Reproduce every one of the following records verbatim, with each character, number and bracket left unchanged.
----- Input data
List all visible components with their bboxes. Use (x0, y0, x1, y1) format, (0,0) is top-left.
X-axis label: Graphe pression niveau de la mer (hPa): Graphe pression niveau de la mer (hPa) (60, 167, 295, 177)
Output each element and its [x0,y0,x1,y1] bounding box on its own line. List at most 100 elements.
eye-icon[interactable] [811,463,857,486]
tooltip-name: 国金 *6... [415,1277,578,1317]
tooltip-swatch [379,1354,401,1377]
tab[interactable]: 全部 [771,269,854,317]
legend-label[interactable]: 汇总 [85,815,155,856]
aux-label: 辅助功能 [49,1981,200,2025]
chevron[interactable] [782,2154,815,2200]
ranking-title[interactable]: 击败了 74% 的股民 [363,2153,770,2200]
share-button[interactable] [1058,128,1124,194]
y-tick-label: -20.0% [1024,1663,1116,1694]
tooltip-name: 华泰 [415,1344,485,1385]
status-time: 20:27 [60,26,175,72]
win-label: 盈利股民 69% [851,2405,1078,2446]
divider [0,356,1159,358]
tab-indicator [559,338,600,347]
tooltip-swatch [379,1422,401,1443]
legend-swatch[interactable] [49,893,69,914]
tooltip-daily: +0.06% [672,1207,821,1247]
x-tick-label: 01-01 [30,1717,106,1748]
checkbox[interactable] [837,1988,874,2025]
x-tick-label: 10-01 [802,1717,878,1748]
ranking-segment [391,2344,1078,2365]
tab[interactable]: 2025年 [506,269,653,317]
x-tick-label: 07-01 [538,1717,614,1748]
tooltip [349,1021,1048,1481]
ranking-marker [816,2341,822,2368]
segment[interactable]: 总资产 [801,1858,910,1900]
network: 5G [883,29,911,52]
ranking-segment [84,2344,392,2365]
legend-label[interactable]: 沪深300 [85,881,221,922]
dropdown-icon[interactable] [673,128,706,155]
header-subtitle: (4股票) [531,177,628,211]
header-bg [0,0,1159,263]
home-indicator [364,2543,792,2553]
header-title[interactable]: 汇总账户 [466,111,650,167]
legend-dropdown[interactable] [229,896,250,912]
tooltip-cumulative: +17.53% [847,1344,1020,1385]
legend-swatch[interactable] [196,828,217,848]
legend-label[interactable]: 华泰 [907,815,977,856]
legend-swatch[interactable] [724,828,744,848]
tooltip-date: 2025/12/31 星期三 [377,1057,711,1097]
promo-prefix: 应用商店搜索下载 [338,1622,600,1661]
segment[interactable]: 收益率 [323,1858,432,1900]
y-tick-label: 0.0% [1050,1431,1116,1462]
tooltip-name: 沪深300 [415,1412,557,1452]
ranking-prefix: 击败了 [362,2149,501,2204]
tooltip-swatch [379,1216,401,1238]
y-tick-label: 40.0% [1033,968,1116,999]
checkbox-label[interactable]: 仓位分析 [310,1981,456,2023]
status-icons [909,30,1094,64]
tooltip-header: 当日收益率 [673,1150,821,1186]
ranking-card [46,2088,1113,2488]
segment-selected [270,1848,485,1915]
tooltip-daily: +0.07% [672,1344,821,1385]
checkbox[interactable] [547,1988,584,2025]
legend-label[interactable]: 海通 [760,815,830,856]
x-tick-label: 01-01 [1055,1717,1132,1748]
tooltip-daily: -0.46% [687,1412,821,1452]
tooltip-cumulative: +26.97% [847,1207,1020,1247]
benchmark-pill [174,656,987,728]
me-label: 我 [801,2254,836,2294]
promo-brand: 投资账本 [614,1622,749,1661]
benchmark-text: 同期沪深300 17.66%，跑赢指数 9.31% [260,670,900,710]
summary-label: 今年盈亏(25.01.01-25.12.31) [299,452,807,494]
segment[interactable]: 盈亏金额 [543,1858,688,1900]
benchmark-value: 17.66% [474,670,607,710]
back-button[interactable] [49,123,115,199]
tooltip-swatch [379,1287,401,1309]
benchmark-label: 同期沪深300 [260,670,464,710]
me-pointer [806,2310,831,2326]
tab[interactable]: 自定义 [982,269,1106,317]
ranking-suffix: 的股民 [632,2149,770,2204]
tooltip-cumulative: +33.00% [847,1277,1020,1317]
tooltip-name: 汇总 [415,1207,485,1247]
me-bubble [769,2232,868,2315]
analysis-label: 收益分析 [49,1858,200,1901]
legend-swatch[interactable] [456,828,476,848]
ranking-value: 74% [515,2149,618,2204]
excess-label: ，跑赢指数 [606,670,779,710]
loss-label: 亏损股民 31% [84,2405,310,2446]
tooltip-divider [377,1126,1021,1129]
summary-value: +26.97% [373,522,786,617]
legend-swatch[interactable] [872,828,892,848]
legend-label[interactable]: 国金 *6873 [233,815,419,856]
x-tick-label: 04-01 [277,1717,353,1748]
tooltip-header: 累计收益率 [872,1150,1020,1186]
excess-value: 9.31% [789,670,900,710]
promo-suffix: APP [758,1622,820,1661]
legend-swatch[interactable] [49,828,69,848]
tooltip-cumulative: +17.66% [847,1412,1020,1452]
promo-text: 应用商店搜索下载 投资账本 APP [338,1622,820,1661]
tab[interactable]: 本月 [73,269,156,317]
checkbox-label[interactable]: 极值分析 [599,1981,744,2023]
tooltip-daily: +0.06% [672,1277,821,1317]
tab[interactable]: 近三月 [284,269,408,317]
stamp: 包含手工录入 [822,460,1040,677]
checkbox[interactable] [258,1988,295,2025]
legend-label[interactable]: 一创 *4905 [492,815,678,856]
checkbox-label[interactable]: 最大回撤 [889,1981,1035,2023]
----------
§ Response to this task
List all visible components with their bboxes. Use (x0, y0, x1, y1) format, (0,0) is top-left.
X-axis label: Graphe pression niveau de la mer (hPa): Graphe pression niveau de la mer (hPa) (60, 167, 295, 177)
Output each element and its [x0,y0,x1,y1] bounding box on its own line. List at most 100 elements.
eye-icon[interactable] [811,463,857,486]
tooltip-name: 国金 *6... [415,1277,578,1317]
tooltip-swatch [379,1354,401,1377]
tab[interactable]: 全部 [771,269,854,317]
legend-label[interactable]: 汇总 [85,815,155,856]
aux-label: 辅助功能 [49,1981,200,2025]
chevron[interactable] [782,2154,815,2200]
ranking-title[interactable]: 击败了 74% 的股民 [363,2153,770,2200]
share-button[interactable] [1058,128,1124,194]
y-tick-label: -20.0% [1024,1663,1116,1694]
tooltip-name: 华泰 [415,1344,485,1385]
status-time: 20:27 [60,26,175,72]
win-label: 盈利股民 69% [851,2405,1078,2446]
divider [0,356,1159,358]
tab-indicator [559,338,600,347]
tooltip-swatch [379,1422,401,1443]
legend-swatch[interactable] [49,893,69,914]
tooltip-daily: +0.06% [672,1207,821,1247]
x-tick-label: 01-01 [30,1717,106,1748]
checkbox[interactable] [837,1988,874,2025]
x-tick-label: 10-01 [802,1717,878,1748]
ranking-segment [391,2344,1078,2365]
tab[interactable]: 2025年 [506,269,653,317]
x-tick-label: 07-01 [538,1717,614,1748]
tooltip [349,1021,1048,1481]
ranking-marker [816,2341,822,2368]
segment[interactable]: 总资产 [801,1858,910,1900]
network: 5G [883,29,911,52]
ranking-segment [84,2344,392,2365]
legend-label[interactable]: 沪深300 [85,881,221,922]
dropdown-icon[interactable] [673,128,706,155]
header-subtitle: (4股票) [531,177,628,211]
header-bg [0,0,1159,263]
home-indicator [364,2543,792,2553]
header-title[interactable]: 汇总账户 [466,111,650,167]
legend-dropdown[interactable] [229,896,250,912]
tooltip-cumulative: +17.53% [847,1344,1020,1385]
legend-swatch[interactable] [196,828,217,848]
legend-label[interactable]: 华泰 [907,815,977,856]
legend-swatch[interactable] [724,828,744,848]
tooltip-date: 2025/12/31 星期三 [377,1057,711,1097]
promo-prefix: 应用商店搜索下载 [338,1622,600,1661]
segment[interactable]: 收益率 [323,1858,432,1900]
y-tick-label: 0.0% [1050,1431,1116,1462]
tooltip-name: 沪深300 [415,1412,557,1452]
ranking-prefix: 击败了 [362,2149,501,2204]
tooltip-swatch [379,1216,401,1238]
y-tick-label: 40.0% [1033,968,1116,999]
checkbox-label[interactable]: 仓位分析 [310,1981,456,2023]
status-icons [909,30,1094,64]
tooltip-header: 当日收益率 [673,1150,821,1186]
ranking-card [46,2088,1113,2488]
segment-selected [270,1848,485,1915]
tooltip-daily: +0.07% [672,1344,821,1385]
checkbox[interactable] [547,1988,584,2025]
legend-label[interactable]: 海通 [760,815,830,856]
x-tick-label: 01-01 [1055,1717,1132,1748]
tooltip-daily: -0.46% [687,1412,821,1452]
tooltip-cumulative: +26.97% [847,1207,1020,1247]
benchmark-pill [174,656,987,728]
me-label: 我 [801,2254,836,2294]
promo-brand: 投资账本 [614,1622,749,1661]
benchmark-text: 同期沪深300 17.66%，跑赢指数 9.31% [260,670,900,710]
summary-label: 今年盈亏(25.01.01-25.12.31) [299,452,807,494]
segment[interactable]: 盈亏金额 [543,1858,688,1900]
benchmark-value: 17.66% [474,670,607,710]
back-button[interactable] [49,123,115,199]
tooltip-swatch [379,1287,401,1309]
benchmark-label: 同期沪深300 [260,670,464,710]
me-pointer [806,2310,831,2326]
tab[interactable]: 自定义 [982,269,1106,317]
ranking-suffix: 的股民 [632,2149,770,2204]
tooltip-cumulative: +33.00% [847,1277,1020,1317]
tooltip-name: 汇总 [415,1207,485,1247]
me-bubble [769,2232,868,2315]
analysis-label: 收益分析 [49,1858,200,1901]
legend-swatch[interactable] [456,828,476,848]
ranking-value: 74% [515,2149,618,2204]
excess-label: ，跑赢指数 [606,670,779,710]
loss-label: 亏损股民 31% [84,2405,310,2446]
tooltip-divider [377,1126,1021,1129]
summary-value: +26.97% [373,522,786,617]
legend-swatch[interactable] [872,828,892,848]
legend-label[interactable]: 国金 *6873 [233,815,419,856]
x-tick-label: 04-01 [277,1717,353,1748]
tooltip-header: 累计收益率 [872,1150,1020,1186]
excess-value: 9.31% [789,670,900,710]
promo-suffix: APP [758,1622,820,1661]
legend-swatch[interactable] [49,828,69,848]
tooltip-cumulative: +17.66% [847,1412,1020,1452]
promo-text: 应用商店搜索下载 投资账本 APP [338,1622,820,1661]
tab[interactable]: 本月 [73,269,156,317]
checkbox-label[interactable]: 极值分析 [599,1981,744,2023]
tooltip-daily: +0.06% [672,1277,821,1317]
tab[interactable]: 近三月 [284,269,408,317]
stamp: 包含手工录入 [822,460,1040,677]
checkbox[interactable] [258,1988,295,2025]
legend-label[interactable]: 一创 *4905 [492,815,678,856]
checkbox-label[interactable]: 最大回撤 [889,1981,1035,2023]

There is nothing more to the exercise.